(Extracted data entries)
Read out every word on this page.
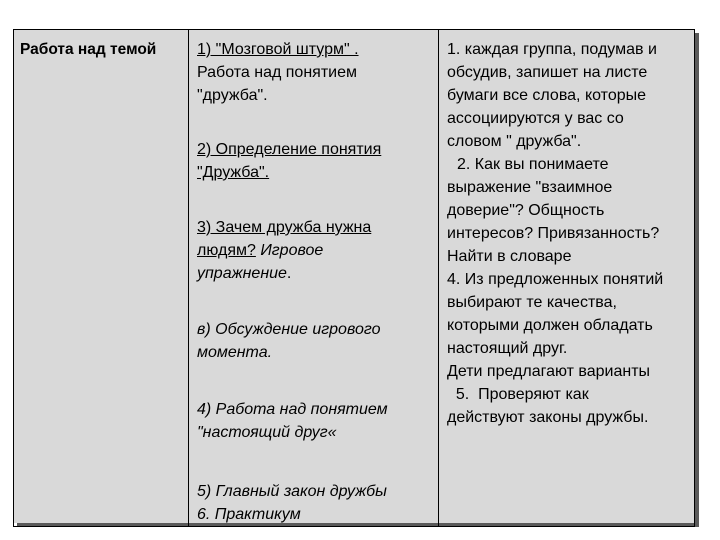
Работа над темой	1) "Мозговой штурм" .
Работа над понятием
"дружба".
2) Определение понятия
"Дружба".
3) Зачем дружба нужна
людям? Игровое
упражнение.
в) Обсуждение игрового
момента.
4) Работа над понятием
"настоящий друг«
5) Главный закон дружбы
6. Практикум
1. каждая группа, подумав и
обсудив, запишет на листе
бумаги все слова, которые
ассоциируются у вас со
словом " дружба".
2. Как вы понимаете
выражение "взаимное
доверие"? Общность
интересов? Привязанность?
Найти в словаре
4. Из предложенных понятий
выбирают те качества,
которыми должен обладать
настоящий друг.
Дети предлагают варианты
5.  Проверяют как
действуют законы дружбы.
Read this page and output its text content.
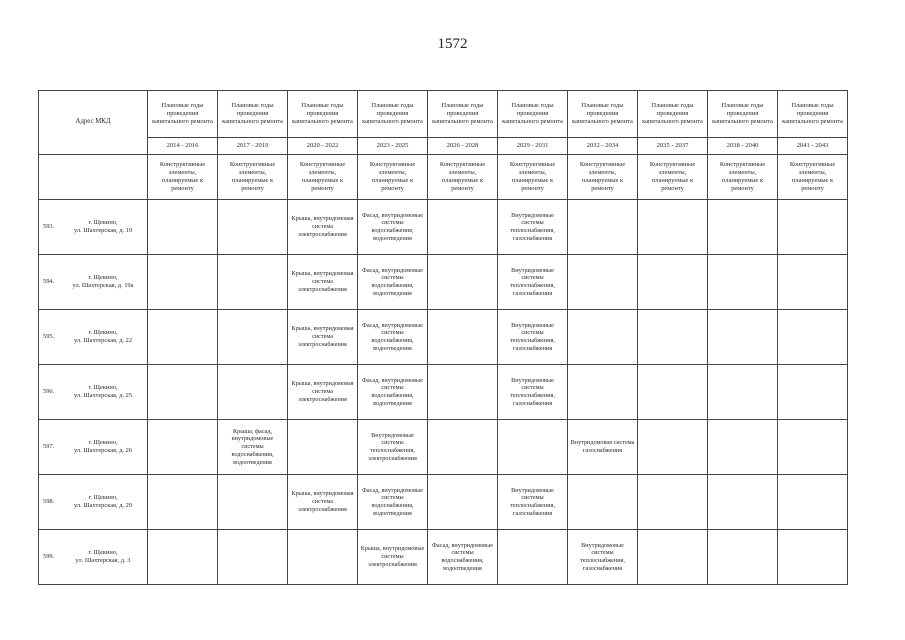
1572
Адрес МКД	Плановые годы проведения капитального ремонта	Плановые годы проведения капитального ремонта	Плановые годы проведения капитального ремонта	Плановые годы проведения капитального ремонта	Плановые годы проведения капитального ремонта	Плановые годы проведения капитального ремонта	Плановые годы проведения капитального ремонта	Плановые годы проведения капитального ремонта	Плановые годы проведения капитального ремонта	Плановые годы проведения капитального ремонта
	2014 - 2016	2017 - 2019	2020 - 2022	2023 - 2025	2026 - 2028	2029 - 2031	2032 - 2034	2035 - 2037	2038 - 2040	2041 - 2043
	Конструктивные элементы, планируемые к ремонту	Конструктивные элементы, планируемые к ремонту	Конструктивные элементы, планируемые к ремонту	Конструктивные элементы, планируемые к ремонту	Конструктивные элементы, планируемые к ремонту	Конструктивные элементы, планируемые к ремонту	Конструктивные элементы, планируемые к ремонту	Конструктивные элементы, планируемые к ремонту	Конструктивные элементы, планируемые к ремонту	Конструктивные элементы, планируемые к ремонту

593.
г. Щекино,
ул. Шахтерская, д. 19			Крыша, внутридомовая система электроснабжения	Фасад, внутридомовые системы водоснабжения, водоотведения		Внутридомовые системы теплоснабжения, газоснабжения				

594.
г. Щекино,
ул. Шахтерская, д. 19а			Крыша, внутридомовая система электроснабжения	Фасад, внутридомовые системы водоснабжения, водоотведения		Внутридомовые системы теплоснабжения, газоснабжения				

595.
г. Щекино,
ул. Шахтерская, д. 22			Крыша, внутридомовая система электроснабжения	Фасад, внутридомовые системы водоснабжения, водоотведения		Внутридомовые системы теплоснабжения, газоснабжения				

596.
г. Щекино,
ул. Шахтерская, д. 25			Крыша, внутридомовая система электроснабжения	Фасад, внутридомовые системы водоснабжения, водоотведения		Внутридомовые системы теплоснабжения, газоснабжения				

597.
г. Щекино,
ул. Шахтерская, д. 26		Крыша, фасад, внутридомовые системы водоснабжения, водоотведения		Внутридомовые системы теплоснабжения, электроснабжения			Внутридомовая система газоснабжения			

598.
г. Щекино,
ул. Шахтерская, д. 29			Крыша, внутридомовая система электроснабжения	Фасад, внутридомовые системы водоснабжения, водоотведения		Внутридомовые системы теплоснабжения, газоснабжения				

599.
г. Щекино,
ул. Шахтерская, д. 3				Крыша, внутридомовые системы электроснабжения	Фасад, внутридомовые системы водоснабжения, водоотведения		Внутридомовые системы теплоснабжения, газоснабжения			
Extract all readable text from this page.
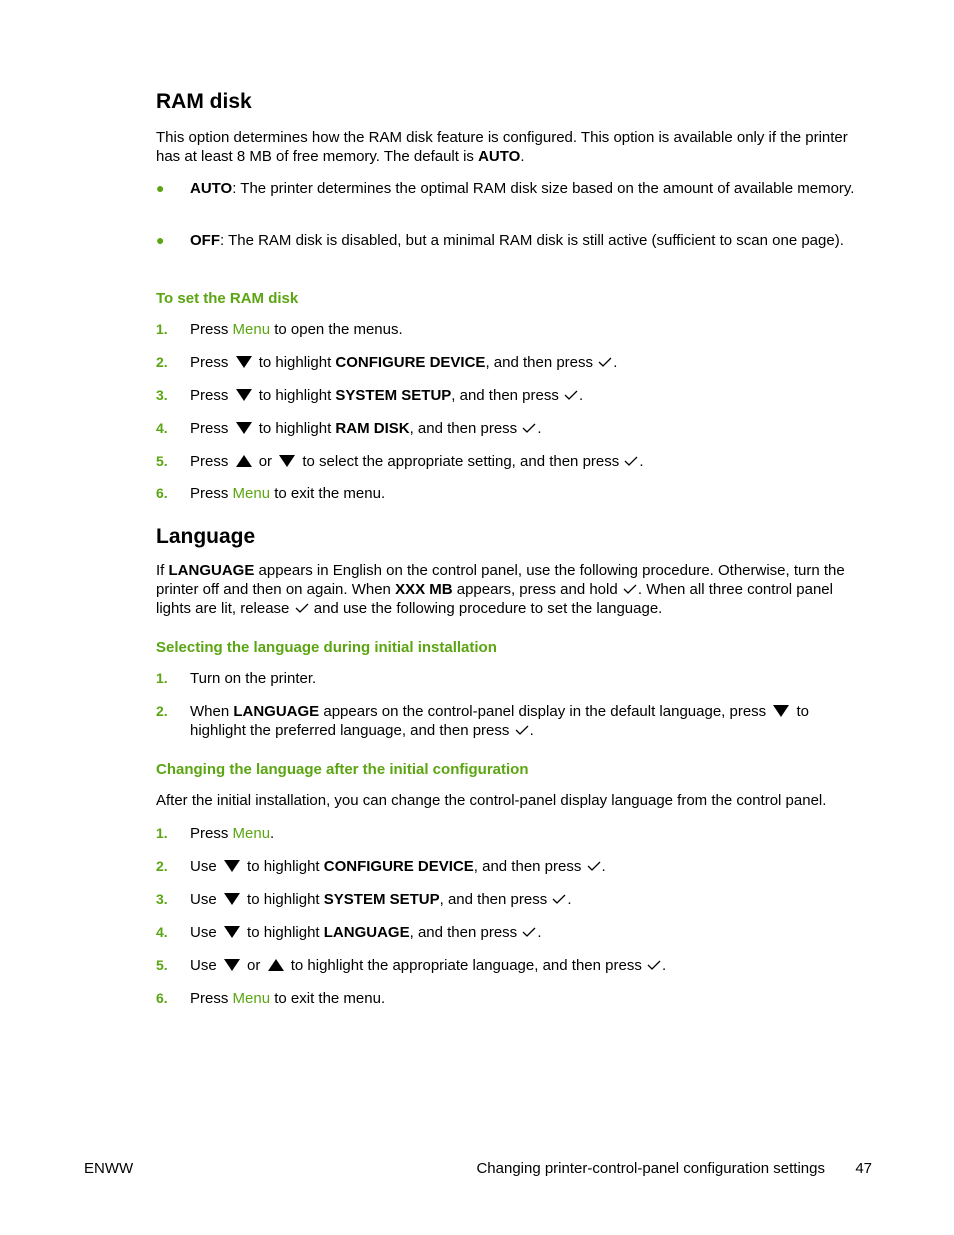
RAM disk

This option determines how the RAM disk feature is configured. This option is available only if the printer has at least 8 MB of free memory. The default is AUTO.

● AUTO: The printer determines the optimal RAM disk size based on the amount of available memory.
● OFF: The RAM disk is disabled, but a minimal RAM disk is still active (sufficient to scan one page).
To set the RAM disk
1. Press Menu to open the menus.
2. Press to highlight CONFIGURE DEVICE, and then press .
3. Press to highlight SYSTEM SETUP, and then press .
4. Press to highlight RAM DISK, and then press .
5. Press or to select the appropriate setting, and then press .
6. Press Menu to exit the menu.
Language

If LANGUAGE appears in English on the control panel, use the following procedure. Otherwise, turn the printer off and then on again. When XXX MB appears, press and hold . When all three control panel lights are lit, release and use the following procedure to set the language.

Selecting the language during initial installation
1. Turn on the printer.
2. When LANGUAGE appears on the control-panel display in the default language, press to highlight the preferred language, and then press .
Changing the language after the initial configuration

After the initial installation, you can change the control-panel display language from the control panel.

1. Press Menu.
2. Use to highlight CONFIGURE DEVICE, and then press .
3. Use to highlight SYSTEM SETUP, and then press .
4. Use to highlight LANGUAGE, and then press .
5. Use or to highlight the appropriate language, and then press .
6. Press Menu to exit the menu.
ENWW	Changing printer-control-panel configuration settings 47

# DIRECTIVE
Show the lines that mention the word "available".

# OUTPUT OF THE TASK
This option determines how the RAM disk feature is configured. This option is available only if the printer has at least 8 MB of free memory. The default is AUTO.
● AUTO: The printer determines the optimal RAM disk size based on the amount of available memory.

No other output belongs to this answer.